_Written instruction_
Each entry below should be written out exactly as it is, with no pictures.

_Input data_
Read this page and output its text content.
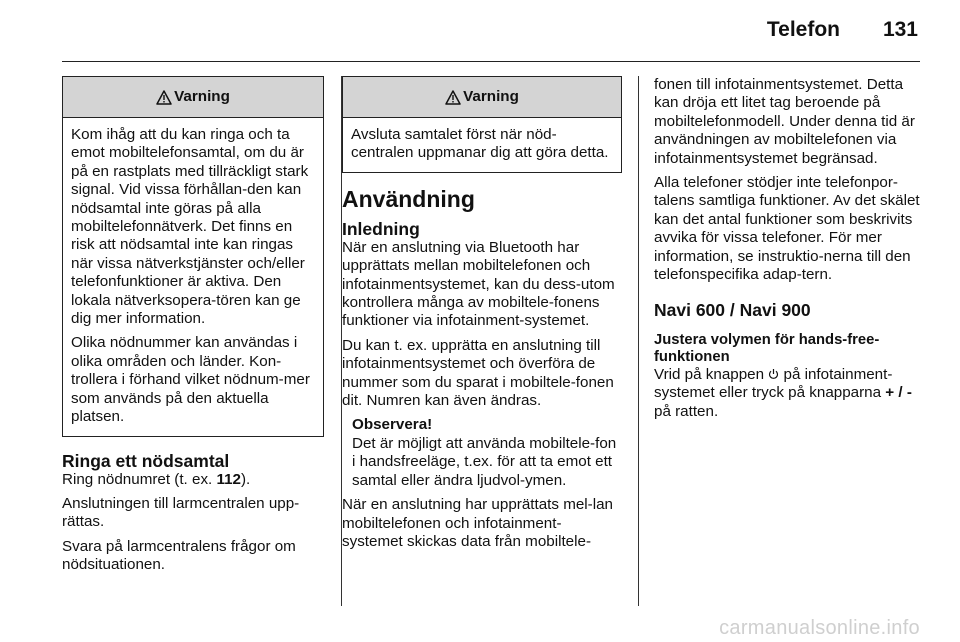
Telefon 131
Varning

Kom ihåg att du kan ringa och ta emot mobiltelefonsamtal, om du är på en rastplats med tillräckligt stark signal. Vid vissa förhållan-den kan nödsamtal inte göras på alla mobiltelefonnätverk. Det finns en risk att nödsamtal inte kan ringas när vissa nätverkstjänster och/eller telefonfunktioner är aktiva. Den lokala nätverksopera-tören kan ge dig mer information.

Olika nödnummer kan användas i olika områden och länder. Kon-trollera i förhand vilket nödnum-mer som används på den aktuella platsen.

Ringa ett nödsamtal

Ring nödnumret (t. ex. 112).

Anslutningen till larmcentralen upp-rättas.

Svara på larmcentralens frågor om nödsituationen.

Varning

Avsluta samtalet först när nöd-centralen uppmanar dig att göra detta.

Användning
Inledning

När en anslutning via Bluetooth har upprättats mellan mobiltelefonen och infotainmentsystemet, kan du dess-utom kontrollera många av mobiltele-fonens funktioner via infotainment-systemet.

Du kan t. ex. upprätta en anslutning till infotainmentsystemet och överföra de nummer som du sparat i mobiltele-fonen dit. Numren kan även ändras.

Observera!
Det är möjligt att använda mobiltele-fon i handsfreeläge, t.ex. för att ta emot ett samtal eller ändra ljudvol-ymen.

När en anslutning har upprättats mel-lan mobiltelefonen och infotainment-systemet skickas data från mobiltele-

fonen till infotainmentsystemet. Detta kan dröja ett litet tag beroende på mobiltelefonmodell. Under denna tid är användningen av mobiltelefonen via infotainmentsystemet begränsad.

Alla telefoner stödjer inte telefonpor-talens samtliga funktioner. Av det skälet kan det antal funktioner som beskrivits avvika för vissa telefoner. För mer information, se instruktio-nerna till den telefonspecifika adap-tern.

Navi 600 / Navi 900
Justera volymen för hands-free-funktionen

Vrid på knappen  på infotainment-systemet eller tryck på knapparna + / - på ratten.

carmanualsonline.info
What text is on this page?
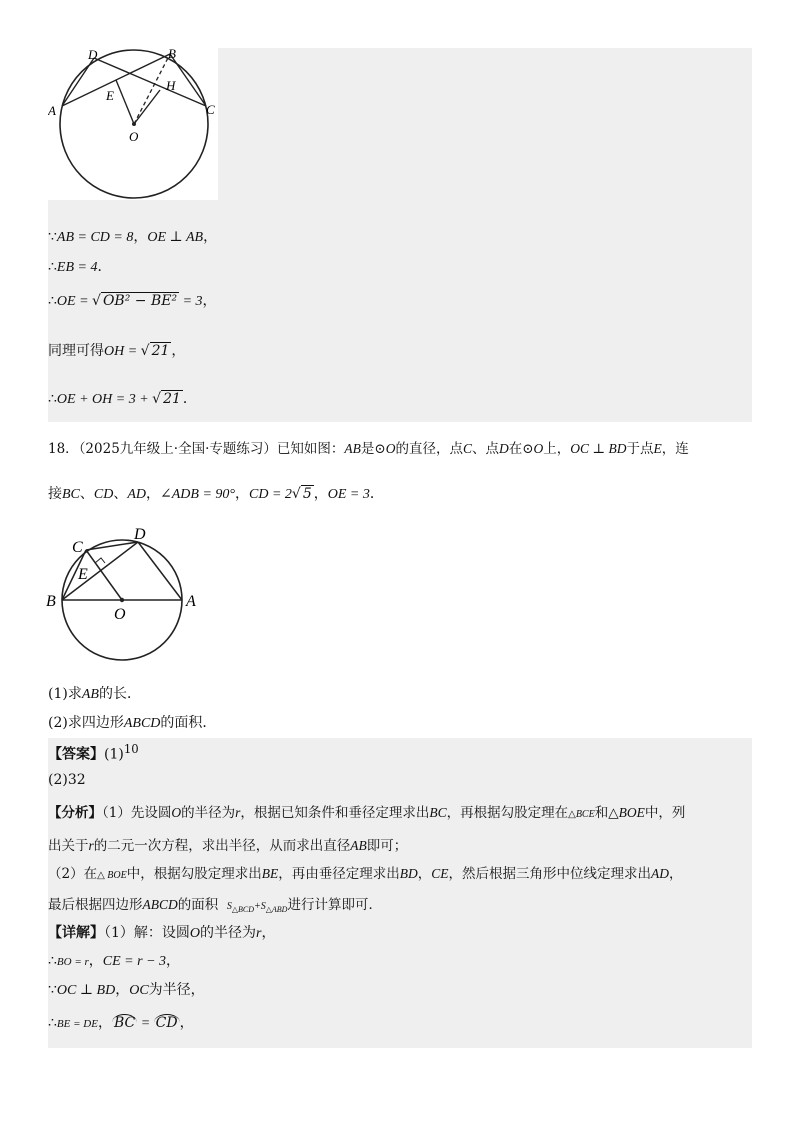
D	B
A	C
E
H
O
∵AB = CD = 8，OE ⊥ AB，
∴EB = 4．
∴OE = √ OB² − BE² = 3，
同理可得OH = √ 21 ，
∴OE + OH = 3 + √ 21 ．
18．（2025九年级上·全国·专题练习）已知如图：AB是⊙O的直径，点C、点D在⊙O上，OC ⊥ BD于点E，连
接BC、CD、AD，∠ADB = 90°，CD = 2√ 5 ，OE = 3．
C
D
E
B	A
O
(1)求AB的长．
(2)求四边形ABCD的面积．
【答案】$(1)^{10}$
(2)32
【分析】（1）先设圆O的半径为r，根据已知条件和垂径定理求出BC，再根据勾股定理在△BCE和△BOE中，列
出关于r的二元一次方程，求出半径，从而求出直径AB即可；
（2）在△ BOE中，根据勾股定理求出BE，再由垂径定理求出BD，CE，然后根据三角形中位线定理求出AD，
最后根据四边形ABCD的面积 $S_{\triangle BCD}+S_{\triangle ABD}$进行计算即可．
【详解】（1）解：设圆O的半径为r，
∴BO = r，CE = r − 3，
∵OC ⊥ BD，OC为半径，
∴BE = DE， BC = CD ，
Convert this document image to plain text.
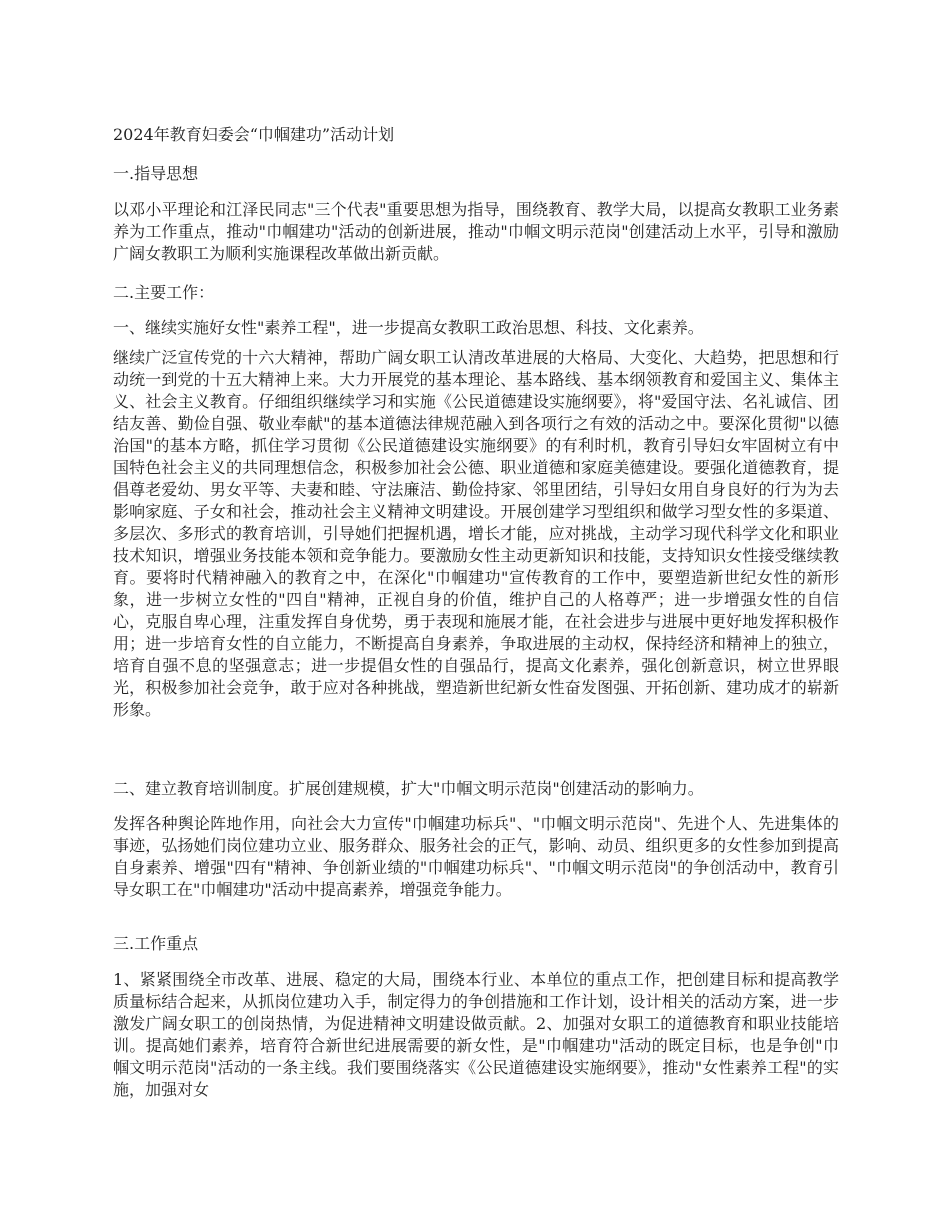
2024年教育妇委会“巾帼建功”活动计划
一.指导思想
以邓小平理论和江泽民同志"三个代表"重要思想为指导，围绕教育、教学大局，以提高女教职工业务素养为工作重点，推动"巾帼建功"活动的创新进展，推动"巾帼文明示范岗"创建活动上水平，引导和激励广阔女教职工为顺利实施课程改革做出新贡献。
二.主要工作：
一、继续实施好女性"素养工程"，进一步提高女教职工政治思想、科技、文化素养。
继续广泛宣传党的十六大精神，帮助广阔女职工认清改革进展的大格局、大变化、大趋势，把思想和行动统一到党的十五大精神上来。大力开展党的基本理论、基本路线、基本纲领教育和爱国主义、集体主义、社会主义教育。仔细组织继续学习和实施《公民道德建设实施纲要》，将"爱国守法、名礼诚信、团结友善、勤俭自强、敬业奉献"的基本道德法律规范融入到各项行之有效的活动之中。要深化贯彻"以德治国"的基本方略，抓住学习贯彻《公民道德建设实施纲要》的有利时机，教育引导妇女牢固树立有中国特色社会主义的共同理想信念，积极参加社会公德、职业道德和家庭美德建设。要强化道德教育，提倡尊老爱幼、男女平等、夫妻和睦、守法廉洁、勤俭持家、邻里团结，引导妇女用自身良好的行为为去影响家庭、子女和社会，推动社会主义精神文明建设。开展创建学习型组织和做学习型女性的多渠道、多层次、多形式的教育培训，引导她们把握机遇，增长才能，应对挑战，主动学习现代科学文化和职业技术知识，增强业务技能本领和竞争能力。要激励女性主动更新知识和技能，支持知识女性接受继续教育。要将时代精神融入的教育之中，在深化"巾帼建功"宣传教育的工作中，要塑造新世纪女性的新形象，进一步树立女性的"四自"精神，正视自身的价值，维护自己的人格尊严；进一步增强女性的自信心，克服自卑心理，注重发挥自身优势，勇于表现和施展才能，在社会进步与进展中更好地发挥积极作用；进一步培育女性的自立能力，不断提高自身素养，争取进展的主动权，保持经济和精神上的独立，培育自强不息的坚强意志；进一步提倡女性的自强品行，提高文化素养，强化创新意识，树立世界眼光，积极参加社会竞争，敢于应对各种挑战，塑造新世纪新女性奋发图强、开拓创新、建功成才的崭新形象。
二、建立教育培训制度。扩展创建规模，扩大"巾帼文明示范岗"创建活动的影响力。
发挥各种舆论阵地作用，向社会大力宣传"巾帼建功标兵"、"巾帼文明示范岗"、先进个人、先进集体的事迹，弘扬她们岗位建功立业、服务群众、服务社会的正气，影响、动员、组织更多的女性参加到提高自身素养、增强"四有"精神、争创新业绩的"巾帼建功标兵"、"巾帼文明示范岗"的争创活动中，教育引导女职工在"巾帼建功"活动中提高素养，增强竞争能力。
三.工作重点
1、紧紧围绕全市改革、进展、稳定的大局，围绕本行业、本单位的重点工作，把创建目标和提高教学质量标结合起来，从抓岗位建功入手，制定得力的争创措施和工作计划，设计相关的活动方案，进一步激发广阔女职工的创岗热情，为促进精神文明建设做贡献。2、加强对女职工的道德教育和职业技能培训。提高她们素养，培育符合新世纪进展需要的新女性，是"巾帼建功"活动的既定目标，也是争创"巾帼文明示范岗"活动的一条主线。我们要围绕落实《公民道德建设实施纲要》，推动"女性素养工程"的实施，加强对女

_Answer to the problem_
Read this page and output its text content.
Telefon 131
Varning

Kom ihåg att du kan ringa och ta emot mobiltelefonsamtal, om du är på en rastplats med tillräckligt stark signal. Vid vissa förhållan-den kan nödsamtal inte göras på alla mobiltelefonnätverk. Det finns en risk att nödsamtal inte kan ringas när vissa nätverkstjänster och/eller telefonfunktioner är aktiva. Den lokala nätverksopera-tören kan ge dig mer information.

Olika nödnummer kan användas i olika områden och länder. Kon-trollera i förhand vilket nödnum-mer som används på den aktuella platsen.

Ringa ett nödsamtal

Ring nödnumret (t. ex. 112).

Anslutningen till larmcentralen upp-rättas.

Svara på larmcentralens frågor om nödsituationen.

Varning

Avsluta samtalet först när nöd-centralen uppmanar dig att göra detta.

Användning
Inledning

När en anslutning via Bluetooth har upprättats mellan mobiltelefonen och infotainmentsystemet, kan du dess-utom kontrollera många av mobiltele-fonens funktioner via infotainment-systemet.

Du kan t. ex. upprätta en anslutning till infotainmentsystemet och överföra de nummer som du sparat i mobiltele-fonen dit. Numren kan även ändras.

Observera!
Det är möjligt att använda mobiltele-fon i handsfreeläge, t.ex. för att ta emot ett samtal eller ändra ljudvol-ymen.

När en anslutning har upprättats mel-lan mobiltelefonen och infotainment-systemet skickas data från mobiltele-

fonen till infotainmentsystemet. Detta kan dröja ett litet tag beroende på mobiltelefonmodell. Under denna tid är användningen av mobiltelefonen via infotainmentsystemet begränsad.

Alla telefoner stödjer inte telefonpor-talens samtliga funktioner. Av det skälet kan det antal funktioner som beskrivits avvika för vissa telefoner. För mer information, se instruktio-nerna till den telefonspecifika adap-tern.

Navi 600 / Navi 900
Justera volymen för hands-free-funktionen

Vrid på knappen  på infotainment-systemet eller tryck på knapparna + / - på ratten.

carmanualsonline.info
What text is on this page?
D	B
A	C
E
H
O
∵AB = CD = 8，OE ⊥ AB，
∴EB = 4．
∴OE = √ OB² − BE² = 3，
同理可得OH = √ 21 ，
∴OE + OH = 3 + √ 21 ．
18．（2025九年级上·全国·专题练习）已知如图：AB是⊙O的直径，点C、点D在⊙O上，OC ⊥ BD于点E，连
接BC、CD、AD，∠ADB = 90°，CD = 2√ 5 ，OE = 3．
C
D
E
B	A
O
(1)求AB的长．
(2)求四边形ABCD的面积．
【答案】$(1)^{10}$
(2)32
【分析】（1）先设圆O的半径为r，根据已知条件和垂径定理求出BC，再根据勾股定理在△BCE和△BOE中，列
出关于r的二元一次方程，求出半径，从而求出直径AB即可；
（2）在△ BOE中，根据勾股定理求出BE，再由垂径定理求出BD，CE，然后根据三角形中位线定理求出AD，
最后根据四边形ABCD的面积 $S_{\triangle BCD}+S_{\triangle ABD}$进行计算即可．
【详解】（1）解：设圆O的半径为r，
∴BO = r，CE = r − 3，
∵OC ⊥ BD，OC为半径，
∴BE = DE， BC = CD ，
Convert this document image to plain text.
2024年教育妇委会“巾帼建功”活动计划
一.指导思想
以邓小平理论和江泽民同志"三个代表"重要思想为指导，围绕教育、教学大局，以提高女教职工业务素养为工作重点，推动"巾帼建功"活动的创新进展，推动"巾帼文明示范岗"创建活动上水平，引导和激励广阔女教职工为顺利实施课程改革做出新贡献。
二.主要工作：
一、继续实施好女性"素养工程"，进一步提高女教职工政治思想、科技、文化素养。
继续广泛宣传党的十六大精神，帮助广阔女职工认清改革进展的大格局、大变化、大趋势，把思想和行动统一到党的十五大精神上来。大力开展党的基本理论、基本路线、基本纲领教育和爱国主义、集体主义、社会主义教育。仔细组织继续学习和实施《公民道德建设实施纲要》，将"爱国守法、名礼诚信、团结友善、勤俭自强、敬业奉献"的基本道德法律规范融入到各项行之有效的活动之中。要深化贯彻"以德治国"的基本方略，抓住学习贯彻《公民道德建设实施纲要》的有利时机，教育引导妇女牢固树立有中国特色社会主义的共同理想信念，积极参加社会公德、职业道德和家庭美德建设。要强化道德教育，提倡尊老爱幼、男女平等、夫妻和睦、守法廉洁、勤俭持家、邻里团结，引导妇女用自身良好的行为为去影响家庭、子女和社会，推动社会主义精神文明建设。开展创建学习型组织和做学习型女性的多渠道、多层次、多形式的教育培训，引导她们把握机遇，增长才能，应对挑战，主动学习现代科学文化和职业技术知识，增强业务技能本领和竞争能力。要激励女性主动更新知识和技能，支持知识女性接受继续教育。要将时代精神融入的教育之中，在深化"巾帼建功"宣传教育的工作中，要塑造新世纪女性的新形象，进一步树立女性的"四自"精神，正视自身的价值，维护自己的人格尊严；进一步增强女性的自信心，克服自卑心理，注重发挥自身优势，勇于表现和施展才能，在社会进步与进展中更好地发挥积极作用；进一步培育女性的自立能力，不断提高自身素养，争取进展的主动权，保持经济和精神上的独立，培育自强不息的坚强意志；进一步提倡女性的自强品行，提高文化素养，强化创新意识，树立世界眼光，积极参加社会竞争，敢于应对各种挑战，塑造新世纪新女性奋发图强、开拓创新、建功成才的崭新形象。
二、建立教育培训制度。扩展创建规模，扩大"巾帼文明示范岗"创建活动的影响力。
发挥各种舆论阵地作用，向社会大力宣传"巾帼建功标兵"、"巾帼文明示范岗"、先进个人、先进集体的事迹，弘扬她们岗位建功立业、服务群众、服务社会的正气，影响、动员、组织更多的女性参加到提高自身素养、增强"四有"精神、争创新业绩的"巾帼建功标兵"、"巾帼文明示范岗"的争创活动中，教育引导女职工在"巾帼建功"活动中提高素养，增强竞争能力。
三.工作重点
1、紧紧围绕全市改革、进展、稳定的大局，围绕本行业、本单位的重点工作，把创建目标和提高教学质量标结合起来，从抓岗位建功入手，制定得力的争创措施和工作计划，设计相关的活动方案，进一步激发广阔女职工的创岗热情，为促进精神文明建设做贡献。2、加强对女职工的道德教育和职业技能培训。提高她们素养，培育符合新世纪进展需要的新女性，是"巾帼建功"活动的既定目标，也是争创"巾帼文明示范岗"活动的一条主线。我们要围绕落实《公民道德建设实施纲要》，推动"女性素养工程"的实施，加强对女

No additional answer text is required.